*Exercise description*.
Retype the material that follows, keeping every word as it is.

-- begin --

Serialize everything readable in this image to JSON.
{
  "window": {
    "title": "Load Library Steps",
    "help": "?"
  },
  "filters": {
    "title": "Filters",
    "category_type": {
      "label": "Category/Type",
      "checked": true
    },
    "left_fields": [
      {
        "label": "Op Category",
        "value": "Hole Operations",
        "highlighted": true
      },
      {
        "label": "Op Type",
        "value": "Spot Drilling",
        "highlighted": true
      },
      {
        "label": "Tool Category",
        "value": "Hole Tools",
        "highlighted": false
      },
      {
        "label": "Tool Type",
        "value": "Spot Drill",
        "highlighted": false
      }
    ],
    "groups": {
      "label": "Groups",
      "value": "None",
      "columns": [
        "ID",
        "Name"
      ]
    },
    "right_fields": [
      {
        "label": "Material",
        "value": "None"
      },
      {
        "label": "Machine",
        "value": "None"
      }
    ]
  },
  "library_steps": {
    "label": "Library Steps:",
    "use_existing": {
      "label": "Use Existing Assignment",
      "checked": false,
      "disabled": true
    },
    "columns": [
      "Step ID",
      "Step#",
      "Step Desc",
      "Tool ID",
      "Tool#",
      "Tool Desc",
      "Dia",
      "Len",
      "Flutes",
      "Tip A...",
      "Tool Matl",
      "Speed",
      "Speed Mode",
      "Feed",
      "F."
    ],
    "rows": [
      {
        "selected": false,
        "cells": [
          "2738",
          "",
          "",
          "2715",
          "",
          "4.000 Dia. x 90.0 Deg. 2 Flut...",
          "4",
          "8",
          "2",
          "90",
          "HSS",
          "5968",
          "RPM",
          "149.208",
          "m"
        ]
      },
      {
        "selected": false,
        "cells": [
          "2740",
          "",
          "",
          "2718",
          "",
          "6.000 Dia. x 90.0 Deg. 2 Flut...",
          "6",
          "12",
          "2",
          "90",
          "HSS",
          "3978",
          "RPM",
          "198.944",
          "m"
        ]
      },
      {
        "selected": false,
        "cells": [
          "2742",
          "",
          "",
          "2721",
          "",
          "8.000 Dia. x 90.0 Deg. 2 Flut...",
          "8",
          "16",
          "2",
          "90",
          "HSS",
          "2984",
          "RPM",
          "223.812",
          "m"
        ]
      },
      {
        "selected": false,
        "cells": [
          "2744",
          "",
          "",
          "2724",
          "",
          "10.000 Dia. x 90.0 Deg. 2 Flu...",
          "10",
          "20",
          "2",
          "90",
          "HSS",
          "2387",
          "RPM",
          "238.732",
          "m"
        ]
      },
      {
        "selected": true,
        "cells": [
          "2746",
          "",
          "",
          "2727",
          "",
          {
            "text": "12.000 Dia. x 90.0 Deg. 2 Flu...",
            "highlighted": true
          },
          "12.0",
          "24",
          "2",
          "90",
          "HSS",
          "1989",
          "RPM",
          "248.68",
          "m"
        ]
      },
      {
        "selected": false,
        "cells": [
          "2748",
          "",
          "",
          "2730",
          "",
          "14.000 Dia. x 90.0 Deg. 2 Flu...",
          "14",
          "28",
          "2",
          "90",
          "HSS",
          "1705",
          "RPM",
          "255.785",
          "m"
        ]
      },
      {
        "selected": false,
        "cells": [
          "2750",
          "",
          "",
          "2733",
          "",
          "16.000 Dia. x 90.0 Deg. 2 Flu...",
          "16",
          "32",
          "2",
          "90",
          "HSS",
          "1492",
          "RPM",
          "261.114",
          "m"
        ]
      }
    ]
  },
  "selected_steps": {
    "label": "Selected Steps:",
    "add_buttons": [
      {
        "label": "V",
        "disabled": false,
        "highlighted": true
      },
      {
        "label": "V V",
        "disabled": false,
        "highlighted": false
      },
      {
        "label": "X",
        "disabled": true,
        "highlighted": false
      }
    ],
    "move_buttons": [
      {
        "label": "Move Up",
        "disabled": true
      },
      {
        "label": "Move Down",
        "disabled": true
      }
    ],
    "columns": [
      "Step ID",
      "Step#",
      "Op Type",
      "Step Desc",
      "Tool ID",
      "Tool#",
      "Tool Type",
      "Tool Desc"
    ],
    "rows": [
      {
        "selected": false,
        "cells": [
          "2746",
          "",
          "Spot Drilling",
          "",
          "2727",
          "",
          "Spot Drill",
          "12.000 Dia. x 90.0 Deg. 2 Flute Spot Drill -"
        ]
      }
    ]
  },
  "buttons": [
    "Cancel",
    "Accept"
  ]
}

-- end --

*Complete output*.
Serialize everything readable in this image to JSON.
{
  "window": {
    "title": "Load Library Steps",
    "help": "?"
  },
  "filters": {
    "title": "Filters",
    "category_type": {
      "label": "Category/Type",
      "checked": true
    },
    "left_fields": [
      {
        "label": "Op Category",
        "value": "Hole Operations",
        "highlighted": true
      },
      {
        "label": "Op Type",
        "value": "Spot Drilling",
        "highlighted": true
      },
      {
        "label": "Tool Category",
        "value": "Hole Tools",
        "highlighted": false
      },
      {
        "label": "Tool Type",
        "value": "Spot Drill",
        "highlighted": false
      }
    ],
    "groups": {
      "label": "Groups",
      "value": "None",
      "columns": [
        "ID",
        "Name"
      ]
    },
    "right_fields": [
      {
        "label": "Material",
        "value": "None"
      },
      {
        "label": "Machine",
        "value": "None"
      }
    ]
  },
  "library_steps": {
    "label": "Library Steps:",
    "use_existing": {
      "label": "Use Existing Assignment",
      "checked": false,
      "disabled": true
    },
    "columns": [
      "Step ID",
      "Step#",
      "Step Desc",
      "Tool ID",
      "Tool#",
      "Tool Desc",
      "Dia",
      "Len",
      "Flutes",
      "Tip A...",
      "Tool Matl",
      "Speed",
      "Speed Mode",
      "Feed",
      "F."
    ],
    "rows": [
      {
        "selected": false,
        "cells": [
          "2738",
          "",
          "",
          "2715",
          "",
          "4.000 Dia. x 90.0 Deg. 2 Flut...",
          "4",
          "8",
          "2",
          "90",
          "HSS",
          "5968",
          "RPM",
          "149.208",
          "m"
        ]
      },
      {
        "selected": false,
        "cells": [
          "2740",
          "",
          "",
          "2718",
          "",
          "6.000 Dia. x 90.0 Deg. 2 Flut...",
          "6",
          "12",
          "2",
          "90",
          "HSS",
          "3978",
          "RPM",
          "198.944",
          "m"
        ]
      },
      {
        "selected": false,
        "cells": [
          "2742",
          "",
          "",
          "2721",
          "",
          "8.000 Dia. x 90.0 Deg. 2 Flut...",
          "8",
          "16",
          "2",
          "90",
          "HSS",
          "2984",
          "RPM",
          "223.812",
          "m"
        ]
      },
      {
        "selected": false,
        "cells": [
          "2744",
          "",
          "",
          "2724",
          "",
          "10.000 Dia. x 90.0 Deg. 2 Flu...",
          "10",
          "20",
          "2",
          "90",
          "HSS",
          "2387",
          "RPM",
          "238.732",
          "m"
        ]
      },
      {
        "selected": true,
        "cells": [
          "2746",
          "",
          "",
          "2727",
          "",
          {
            "text": "12.000 Dia. x 90.0 Deg. 2 Flu...",
            "highlighted": true
          },
          "12.0",
          "24",
          "2",
          "90",
          "HSS",
          "1989",
          "RPM",
          "248.68",
          "m"
        ]
      },
      {
        "selected": false,
        "cells": [
          "2748",
          "",
          "",
          "2730",
          "",
          "14.000 Dia. x 90.0 Deg. 2 Flu...",
          "14",
          "28",
          "2",
          "90",
          "HSS",
          "1705",
          "RPM",
          "255.785",
          "m"
        ]
      },
      {
        "selected": false,
        "cells": [
          "2750",
          "",
          "",
          "2733",
          "",
          "16.000 Dia. x 90.0 Deg. 2 Flu...",
          "16",
          "32",
          "2",
          "90",
          "HSS",
          "1492",
          "RPM",
          "261.114",
          "m"
        ]
      }
    ]
  },
  "selected_steps": {
    "label": "Selected Steps:",
    "add_buttons": [
      {
        "label": "V",
        "disabled": false,
        "highlighted": true
      },
      {
        "label": "V V",
        "disabled": false,
        "highlighted": false
      },
      {
        "label": "X",
        "disabled": true,
        "highlighted": false
      }
    ],
    "move_buttons": [
      {
        "label": "Move Up",
        "disabled": true
      },
      {
        "label": "Move Down",
        "disabled": true
      }
    ],
    "columns": [
      "Step ID",
      "Step#",
      "Op Type",
      "Step Desc",
      "Tool ID",
      "Tool#",
      "Tool Type",
      "Tool Desc"
    ],
    "rows": [
      {
        "selected": false,
        "cells": [
          "2746",
          "",
          "Spot Drilling",
          "",
          "2727",
          "",
          "Spot Drill",
          "12.000 Dia. x 90.0 Deg. 2 Flute Spot Drill -"
        ]
      }
    ]
  },
  "buttons": [
    "Cancel",
    "Accept"
  ]
}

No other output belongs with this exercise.